— Start MATERIAL FOR THE TASK —

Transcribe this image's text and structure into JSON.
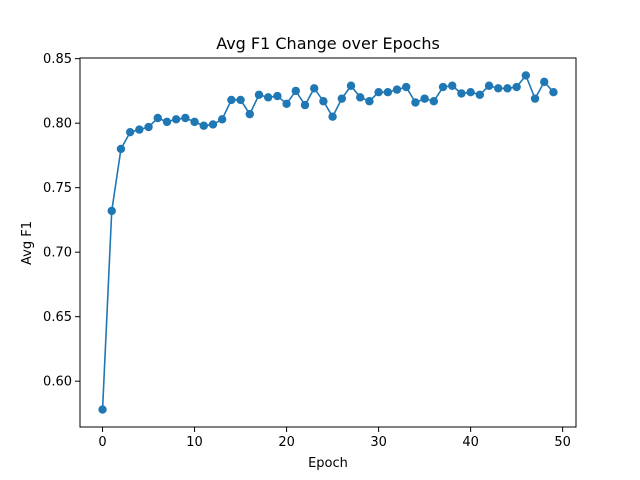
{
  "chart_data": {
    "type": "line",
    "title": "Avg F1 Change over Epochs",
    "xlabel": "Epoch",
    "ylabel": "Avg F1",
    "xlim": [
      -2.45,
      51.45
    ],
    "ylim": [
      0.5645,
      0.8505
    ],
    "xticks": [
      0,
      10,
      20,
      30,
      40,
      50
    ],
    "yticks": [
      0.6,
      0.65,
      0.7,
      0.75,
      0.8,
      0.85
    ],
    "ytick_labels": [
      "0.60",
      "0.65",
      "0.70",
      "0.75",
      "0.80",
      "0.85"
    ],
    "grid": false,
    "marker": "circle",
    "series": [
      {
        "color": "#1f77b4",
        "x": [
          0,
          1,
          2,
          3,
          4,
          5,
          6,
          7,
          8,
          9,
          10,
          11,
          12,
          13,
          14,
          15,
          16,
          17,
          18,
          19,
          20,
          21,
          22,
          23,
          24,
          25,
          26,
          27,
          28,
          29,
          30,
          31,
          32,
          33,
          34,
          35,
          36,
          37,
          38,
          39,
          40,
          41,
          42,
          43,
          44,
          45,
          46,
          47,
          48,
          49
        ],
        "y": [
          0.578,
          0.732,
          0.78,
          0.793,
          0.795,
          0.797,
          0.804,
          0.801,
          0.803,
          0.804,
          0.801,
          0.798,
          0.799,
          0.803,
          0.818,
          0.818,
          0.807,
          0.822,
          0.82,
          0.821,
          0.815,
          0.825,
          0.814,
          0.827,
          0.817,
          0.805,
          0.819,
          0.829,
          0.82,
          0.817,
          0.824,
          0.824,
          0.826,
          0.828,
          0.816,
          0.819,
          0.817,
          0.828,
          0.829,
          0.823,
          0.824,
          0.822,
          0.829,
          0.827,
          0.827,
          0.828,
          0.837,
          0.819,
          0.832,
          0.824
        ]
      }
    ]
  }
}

— End MATERIAL FOR THE TASK —
— Start MATERIAL FOR THE TASK —

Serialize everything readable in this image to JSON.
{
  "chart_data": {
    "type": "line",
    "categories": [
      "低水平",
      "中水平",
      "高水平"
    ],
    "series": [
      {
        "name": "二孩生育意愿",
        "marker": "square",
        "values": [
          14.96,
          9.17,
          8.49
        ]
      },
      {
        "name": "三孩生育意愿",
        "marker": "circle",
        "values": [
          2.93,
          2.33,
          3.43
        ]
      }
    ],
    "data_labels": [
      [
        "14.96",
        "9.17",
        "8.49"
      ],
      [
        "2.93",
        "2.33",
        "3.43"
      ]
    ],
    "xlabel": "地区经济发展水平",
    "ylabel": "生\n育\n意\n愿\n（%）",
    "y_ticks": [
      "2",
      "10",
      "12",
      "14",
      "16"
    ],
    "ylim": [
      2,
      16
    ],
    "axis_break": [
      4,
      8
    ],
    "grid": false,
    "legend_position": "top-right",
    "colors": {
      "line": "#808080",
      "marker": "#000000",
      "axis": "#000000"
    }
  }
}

— End MATERIAL FOR THE TASK —

* [WHAT THIS TASK INVOLVES]: List each line holding the string "marker".

* [SOLUTION TO THIS EXERCISE]:
    "marker": "circle",
        "marker": "square",
        "marker": "circle",
      "marker": "#000000",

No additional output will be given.